### INPUT RECORDS ###

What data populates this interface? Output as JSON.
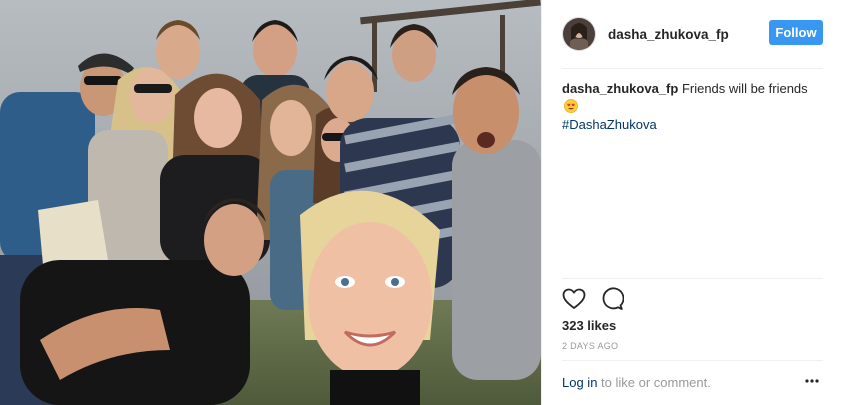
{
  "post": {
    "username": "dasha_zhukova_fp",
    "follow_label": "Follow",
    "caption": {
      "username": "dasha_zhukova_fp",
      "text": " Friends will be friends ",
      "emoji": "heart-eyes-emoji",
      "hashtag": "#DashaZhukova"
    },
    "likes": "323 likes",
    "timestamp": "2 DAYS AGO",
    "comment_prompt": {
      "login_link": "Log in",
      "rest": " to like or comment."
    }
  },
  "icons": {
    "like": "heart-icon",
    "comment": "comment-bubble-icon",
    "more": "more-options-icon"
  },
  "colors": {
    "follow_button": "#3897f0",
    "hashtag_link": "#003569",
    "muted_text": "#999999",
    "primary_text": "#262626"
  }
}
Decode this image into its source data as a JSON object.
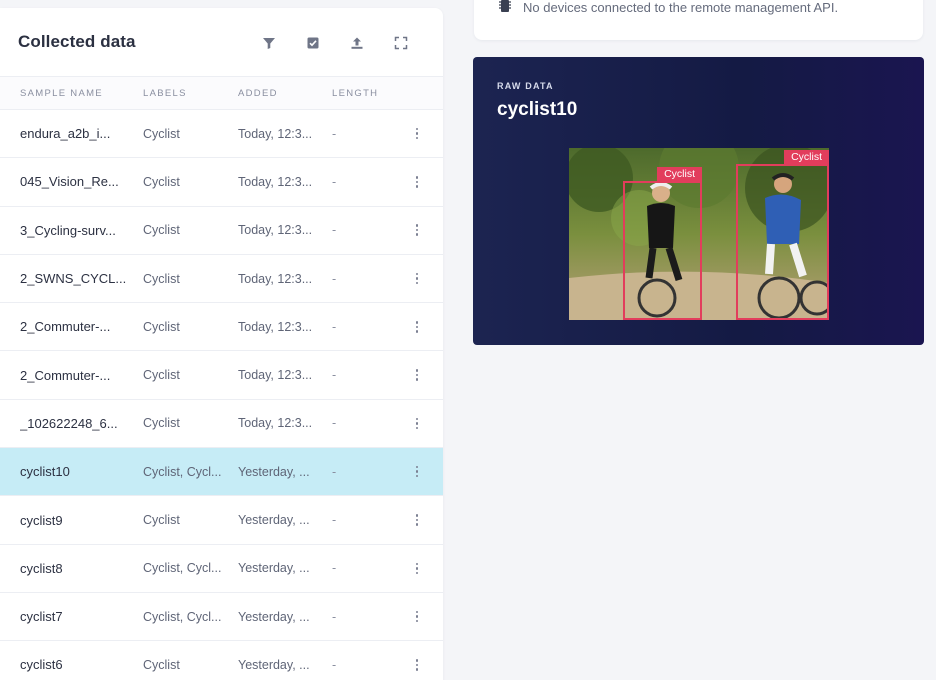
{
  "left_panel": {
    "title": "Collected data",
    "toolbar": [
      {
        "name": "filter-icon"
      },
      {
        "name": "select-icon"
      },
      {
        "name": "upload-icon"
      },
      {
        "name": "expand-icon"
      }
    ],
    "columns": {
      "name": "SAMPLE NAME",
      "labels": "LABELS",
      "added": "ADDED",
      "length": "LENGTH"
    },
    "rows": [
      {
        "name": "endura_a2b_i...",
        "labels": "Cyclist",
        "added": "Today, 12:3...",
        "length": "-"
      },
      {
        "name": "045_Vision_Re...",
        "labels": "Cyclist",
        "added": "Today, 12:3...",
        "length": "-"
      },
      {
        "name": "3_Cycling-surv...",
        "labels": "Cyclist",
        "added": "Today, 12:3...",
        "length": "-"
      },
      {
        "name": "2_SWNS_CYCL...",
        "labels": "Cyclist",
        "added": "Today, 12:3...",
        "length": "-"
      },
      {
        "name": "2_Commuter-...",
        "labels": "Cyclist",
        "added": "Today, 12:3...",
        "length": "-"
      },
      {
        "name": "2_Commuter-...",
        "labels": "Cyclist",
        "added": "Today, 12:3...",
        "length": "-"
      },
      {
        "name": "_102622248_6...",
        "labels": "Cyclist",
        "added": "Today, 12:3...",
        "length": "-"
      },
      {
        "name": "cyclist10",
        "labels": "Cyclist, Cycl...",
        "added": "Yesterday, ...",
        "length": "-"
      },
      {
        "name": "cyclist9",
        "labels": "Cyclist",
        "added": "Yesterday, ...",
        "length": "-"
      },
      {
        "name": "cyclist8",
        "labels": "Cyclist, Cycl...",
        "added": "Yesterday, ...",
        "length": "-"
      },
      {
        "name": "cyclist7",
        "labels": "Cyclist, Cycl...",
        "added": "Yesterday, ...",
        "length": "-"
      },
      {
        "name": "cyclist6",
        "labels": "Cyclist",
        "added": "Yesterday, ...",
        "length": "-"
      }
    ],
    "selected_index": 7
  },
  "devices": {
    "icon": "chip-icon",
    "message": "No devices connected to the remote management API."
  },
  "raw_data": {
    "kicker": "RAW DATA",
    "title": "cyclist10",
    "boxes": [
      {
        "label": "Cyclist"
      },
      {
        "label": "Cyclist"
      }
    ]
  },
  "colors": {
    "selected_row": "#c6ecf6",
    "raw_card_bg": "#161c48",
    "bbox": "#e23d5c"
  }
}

###

### TASK OBJECTIVE:
Restate each entry word for word, please, but drop any images it holds.

### THE ANSWER:
What data populates this interface? Output as JSON.
{
  "post": {
    "username": "dasha_zhukova_fp",
    "follow_label": "Follow",
    "caption": {
      "username": "dasha_zhukova_fp",
      "text": " Friends will be friends ",
      "emoji": "heart-eyes-emoji",
      "hashtag": "#DashaZhukova"
    },
    "likes": "323 likes",
    "timestamp": "2 DAYS AGO",
    "comment_prompt": {
      "login_link": "Log in",
      "rest": " to like or comment."
    }
  },
  "icons": {
    "like": "heart-icon",
    "comment": "comment-bubble-icon",
    "more": "more-options-icon"
  },
  "colors": {
    "follow_button": "#3897f0",
    "hashtag_link": "#003569",
    "muted_text": "#999999",
    "primary_text": "#262626"
  }
}
Decode this image into its source data as a JSON object.
{
  "left_panel": {
    "title": "Collected data",
    "toolbar": [
      {
        "name": "filter-icon"
      },
      {
        "name": "select-icon"
      },
      {
        "name": "upload-icon"
      },
      {
        "name": "expand-icon"
      }
    ],
    "columns": {
      "name": "SAMPLE NAME",
      "labels": "LABELS",
      "added": "ADDED",
      "length": "LENGTH"
    },
    "rows": [
      {
        "name": "endura_a2b_i...",
        "labels": "Cyclist",
        "added": "Today, 12:3...",
        "length": "-"
      },
      {
        "name": "045_Vision_Re...",
        "labels": "Cyclist",
        "added": "Today, 12:3...",
        "length": "-"
      },
      {
        "name": "3_Cycling-surv...",
        "labels": "Cyclist",
        "added": "Today, 12:3...",
        "length": "-"
      },
      {
        "name": "2_SWNS_CYCL...",
        "labels": "Cyclist",
        "added": "Today, 12:3...",
        "length": "-"
      },
      {
        "name": "2_Commuter-...",
        "labels": "Cyclist",
        "added": "Today, 12:3...",
        "length": "-"
      },
      {
        "name": "2_Commuter-...",
        "labels": "Cyclist",
        "added": "Today, 12:3...",
        "length": "-"
      },
      {
        "name": "_102622248_6...",
        "labels": "Cyclist",
        "added": "Today, 12:3...",
        "length": "-"
      },
      {
        "name": "cyclist10",
        "labels": "Cyclist, Cycl...",
        "added": "Yesterday, ...",
        "length": "-"
      },
      {
        "name": "cyclist9",
        "labels": "Cyclist",
        "added": "Yesterday, ...",
        "length": "-"
      },
      {
        "name": "cyclist8",
        "labels": "Cyclist, Cycl...",
        "added": "Yesterday, ...",
        "length": "-"
      },
      {
        "name": "cyclist7",
        "labels": "Cyclist, Cycl...",
        "added": "Yesterday, ...",
        "length": "-"
      },
      {
        "name": "cyclist6",
        "labels": "Cyclist",
        "added": "Yesterday, ...",
        "length": "-"
      }
    ],
    "selected_index": 7
  },
  "devices": {
    "icon": "chip-icon",
    "message": "No devices connected to the remote management API."
  },
  "raw_data": {
    "kicker": "RAW DATA",
    "title": "cyclist10",
    "boxes": [
      {
        "label": "Cyclist"
      },
      {
        "label": "Cyclist"
      }
    ]
  },
  "colors": {
    "selected_row": "#c6ecf6",
    "raw_card_bg": "#161c48",
    "bbox": "#e23d5c"
  }
}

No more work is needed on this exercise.